Extract, from the listing that follows, each line containing the word "竞买须知".
* Begin Available records *
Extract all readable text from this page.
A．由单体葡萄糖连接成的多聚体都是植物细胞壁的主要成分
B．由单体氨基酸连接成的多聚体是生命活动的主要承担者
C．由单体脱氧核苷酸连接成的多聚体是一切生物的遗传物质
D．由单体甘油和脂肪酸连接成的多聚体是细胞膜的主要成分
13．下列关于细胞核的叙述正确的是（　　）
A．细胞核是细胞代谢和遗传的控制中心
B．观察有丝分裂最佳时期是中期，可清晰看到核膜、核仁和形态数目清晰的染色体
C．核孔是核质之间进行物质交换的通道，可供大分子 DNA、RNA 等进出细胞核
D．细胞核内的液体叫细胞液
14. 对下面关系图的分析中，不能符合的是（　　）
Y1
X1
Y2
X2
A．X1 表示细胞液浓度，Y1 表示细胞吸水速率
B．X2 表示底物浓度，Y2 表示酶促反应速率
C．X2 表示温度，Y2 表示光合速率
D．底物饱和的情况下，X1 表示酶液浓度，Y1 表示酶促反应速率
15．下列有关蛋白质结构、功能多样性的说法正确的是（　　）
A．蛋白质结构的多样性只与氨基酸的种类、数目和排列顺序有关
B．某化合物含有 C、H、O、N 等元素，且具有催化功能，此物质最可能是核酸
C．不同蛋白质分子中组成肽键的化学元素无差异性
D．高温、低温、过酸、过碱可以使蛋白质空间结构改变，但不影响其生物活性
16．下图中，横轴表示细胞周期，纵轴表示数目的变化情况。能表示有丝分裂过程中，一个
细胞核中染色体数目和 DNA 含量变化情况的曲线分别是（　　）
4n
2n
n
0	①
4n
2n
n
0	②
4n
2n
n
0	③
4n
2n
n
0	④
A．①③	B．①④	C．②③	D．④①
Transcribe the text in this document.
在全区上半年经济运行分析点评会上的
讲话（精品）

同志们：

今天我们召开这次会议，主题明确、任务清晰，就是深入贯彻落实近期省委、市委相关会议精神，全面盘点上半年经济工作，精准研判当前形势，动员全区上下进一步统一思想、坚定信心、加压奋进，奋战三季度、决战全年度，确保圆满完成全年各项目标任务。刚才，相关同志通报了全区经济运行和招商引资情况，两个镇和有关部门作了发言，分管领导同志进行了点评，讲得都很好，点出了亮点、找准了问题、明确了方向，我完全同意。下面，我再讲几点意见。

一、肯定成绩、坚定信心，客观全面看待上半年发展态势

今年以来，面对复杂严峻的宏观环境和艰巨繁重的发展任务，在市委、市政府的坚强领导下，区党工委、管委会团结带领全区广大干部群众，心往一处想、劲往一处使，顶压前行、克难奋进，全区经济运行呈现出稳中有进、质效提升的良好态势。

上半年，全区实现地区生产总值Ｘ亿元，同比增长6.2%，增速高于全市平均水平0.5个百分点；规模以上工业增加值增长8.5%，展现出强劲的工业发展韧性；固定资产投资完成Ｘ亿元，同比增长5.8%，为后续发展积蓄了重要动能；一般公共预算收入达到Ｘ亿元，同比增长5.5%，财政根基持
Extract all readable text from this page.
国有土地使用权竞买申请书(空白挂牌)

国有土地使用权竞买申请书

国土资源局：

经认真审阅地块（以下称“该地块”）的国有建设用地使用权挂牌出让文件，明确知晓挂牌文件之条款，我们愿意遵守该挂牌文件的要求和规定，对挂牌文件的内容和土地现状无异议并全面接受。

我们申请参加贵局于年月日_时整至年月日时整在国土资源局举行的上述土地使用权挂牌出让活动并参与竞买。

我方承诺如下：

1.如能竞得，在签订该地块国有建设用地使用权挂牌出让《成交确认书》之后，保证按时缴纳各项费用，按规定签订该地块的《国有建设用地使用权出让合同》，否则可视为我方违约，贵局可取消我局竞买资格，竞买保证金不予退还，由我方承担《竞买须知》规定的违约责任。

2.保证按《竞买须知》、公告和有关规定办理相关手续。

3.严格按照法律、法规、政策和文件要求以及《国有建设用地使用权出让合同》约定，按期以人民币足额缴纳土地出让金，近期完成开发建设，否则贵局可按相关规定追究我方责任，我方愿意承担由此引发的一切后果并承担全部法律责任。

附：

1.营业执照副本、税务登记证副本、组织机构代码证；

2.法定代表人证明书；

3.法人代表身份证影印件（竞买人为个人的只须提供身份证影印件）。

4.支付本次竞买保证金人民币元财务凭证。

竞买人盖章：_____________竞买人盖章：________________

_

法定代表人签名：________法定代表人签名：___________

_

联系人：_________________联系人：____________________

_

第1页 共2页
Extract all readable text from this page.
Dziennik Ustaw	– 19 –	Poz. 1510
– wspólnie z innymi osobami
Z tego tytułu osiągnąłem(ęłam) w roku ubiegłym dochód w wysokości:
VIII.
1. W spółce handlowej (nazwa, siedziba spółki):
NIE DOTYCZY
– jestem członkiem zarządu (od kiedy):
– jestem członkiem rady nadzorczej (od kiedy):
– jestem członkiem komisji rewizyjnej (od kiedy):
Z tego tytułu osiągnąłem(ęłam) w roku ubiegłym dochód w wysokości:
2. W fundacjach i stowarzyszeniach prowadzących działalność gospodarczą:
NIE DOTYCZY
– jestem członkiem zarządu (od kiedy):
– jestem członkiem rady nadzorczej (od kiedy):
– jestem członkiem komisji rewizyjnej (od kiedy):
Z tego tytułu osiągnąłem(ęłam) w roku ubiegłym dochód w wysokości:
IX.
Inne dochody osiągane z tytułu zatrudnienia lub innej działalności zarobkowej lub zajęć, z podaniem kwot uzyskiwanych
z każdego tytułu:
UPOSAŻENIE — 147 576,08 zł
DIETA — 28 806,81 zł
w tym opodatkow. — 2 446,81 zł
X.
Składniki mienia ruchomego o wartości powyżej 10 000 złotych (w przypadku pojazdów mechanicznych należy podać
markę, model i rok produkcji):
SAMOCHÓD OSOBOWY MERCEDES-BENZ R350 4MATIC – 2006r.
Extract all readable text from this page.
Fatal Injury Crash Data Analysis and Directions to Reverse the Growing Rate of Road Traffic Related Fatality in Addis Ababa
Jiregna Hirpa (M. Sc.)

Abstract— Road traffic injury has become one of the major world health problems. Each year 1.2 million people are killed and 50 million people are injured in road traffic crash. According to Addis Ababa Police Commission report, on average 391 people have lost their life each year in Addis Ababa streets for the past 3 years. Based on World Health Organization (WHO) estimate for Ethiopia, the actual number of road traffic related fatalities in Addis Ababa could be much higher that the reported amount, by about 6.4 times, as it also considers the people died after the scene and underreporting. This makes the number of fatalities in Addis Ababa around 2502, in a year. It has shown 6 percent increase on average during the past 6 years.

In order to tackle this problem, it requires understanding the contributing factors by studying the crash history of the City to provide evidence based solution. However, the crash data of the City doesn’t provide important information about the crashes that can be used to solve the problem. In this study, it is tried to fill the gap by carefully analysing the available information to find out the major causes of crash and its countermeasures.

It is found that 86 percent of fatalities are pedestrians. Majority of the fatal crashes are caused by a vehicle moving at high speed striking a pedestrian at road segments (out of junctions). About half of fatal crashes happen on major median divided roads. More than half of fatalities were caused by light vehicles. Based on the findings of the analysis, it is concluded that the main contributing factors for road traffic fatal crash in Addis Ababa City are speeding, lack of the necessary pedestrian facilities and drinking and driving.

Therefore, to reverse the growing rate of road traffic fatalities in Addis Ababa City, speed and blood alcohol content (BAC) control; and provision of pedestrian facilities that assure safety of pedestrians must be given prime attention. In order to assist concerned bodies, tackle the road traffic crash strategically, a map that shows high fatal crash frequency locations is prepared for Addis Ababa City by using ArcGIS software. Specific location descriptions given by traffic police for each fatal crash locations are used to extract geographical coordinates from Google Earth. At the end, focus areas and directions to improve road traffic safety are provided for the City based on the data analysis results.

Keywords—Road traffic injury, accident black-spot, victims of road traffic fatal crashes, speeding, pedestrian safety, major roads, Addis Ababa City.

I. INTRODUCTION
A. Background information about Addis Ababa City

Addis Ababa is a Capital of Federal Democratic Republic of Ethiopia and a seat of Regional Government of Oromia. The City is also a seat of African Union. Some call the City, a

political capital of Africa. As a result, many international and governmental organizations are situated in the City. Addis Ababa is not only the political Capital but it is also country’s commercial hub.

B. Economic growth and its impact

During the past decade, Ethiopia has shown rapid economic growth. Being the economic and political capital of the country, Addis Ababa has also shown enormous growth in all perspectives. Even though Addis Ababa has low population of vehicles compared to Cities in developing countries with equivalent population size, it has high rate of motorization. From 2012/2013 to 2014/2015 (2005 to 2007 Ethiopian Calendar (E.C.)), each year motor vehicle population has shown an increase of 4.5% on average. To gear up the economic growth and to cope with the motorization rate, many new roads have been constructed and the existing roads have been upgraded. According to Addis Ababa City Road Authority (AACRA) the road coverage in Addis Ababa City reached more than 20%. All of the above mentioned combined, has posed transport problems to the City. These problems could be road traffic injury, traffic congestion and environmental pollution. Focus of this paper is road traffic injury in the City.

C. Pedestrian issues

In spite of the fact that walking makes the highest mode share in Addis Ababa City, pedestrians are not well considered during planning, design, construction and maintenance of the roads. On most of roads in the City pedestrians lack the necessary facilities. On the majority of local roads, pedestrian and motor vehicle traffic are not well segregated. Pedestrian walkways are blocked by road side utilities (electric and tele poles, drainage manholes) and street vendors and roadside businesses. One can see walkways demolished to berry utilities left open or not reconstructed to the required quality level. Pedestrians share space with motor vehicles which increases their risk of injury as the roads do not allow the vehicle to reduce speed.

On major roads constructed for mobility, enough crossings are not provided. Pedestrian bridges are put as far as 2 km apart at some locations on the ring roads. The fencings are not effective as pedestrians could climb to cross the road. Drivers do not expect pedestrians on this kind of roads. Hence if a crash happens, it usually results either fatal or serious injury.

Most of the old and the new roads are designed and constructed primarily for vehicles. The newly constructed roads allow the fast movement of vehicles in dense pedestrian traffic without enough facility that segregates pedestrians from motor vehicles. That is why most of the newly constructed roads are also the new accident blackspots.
* End Available records *
__Expected output__
1.如能竞得，在签订该地块国有建设用地使用权挂牌出让《成交确认书》之后，保证按时缴纳各项费用，按规定签订该地块的《国有建设用地使用权出让合同》，否则可视为我方违约，贵局可取消我局竞买资格，竞买保证金不予退还，由我方承担《竞买须知》规定的违约责任。
2.保证按《竞买须知》、公告和有关规定办理相关手续。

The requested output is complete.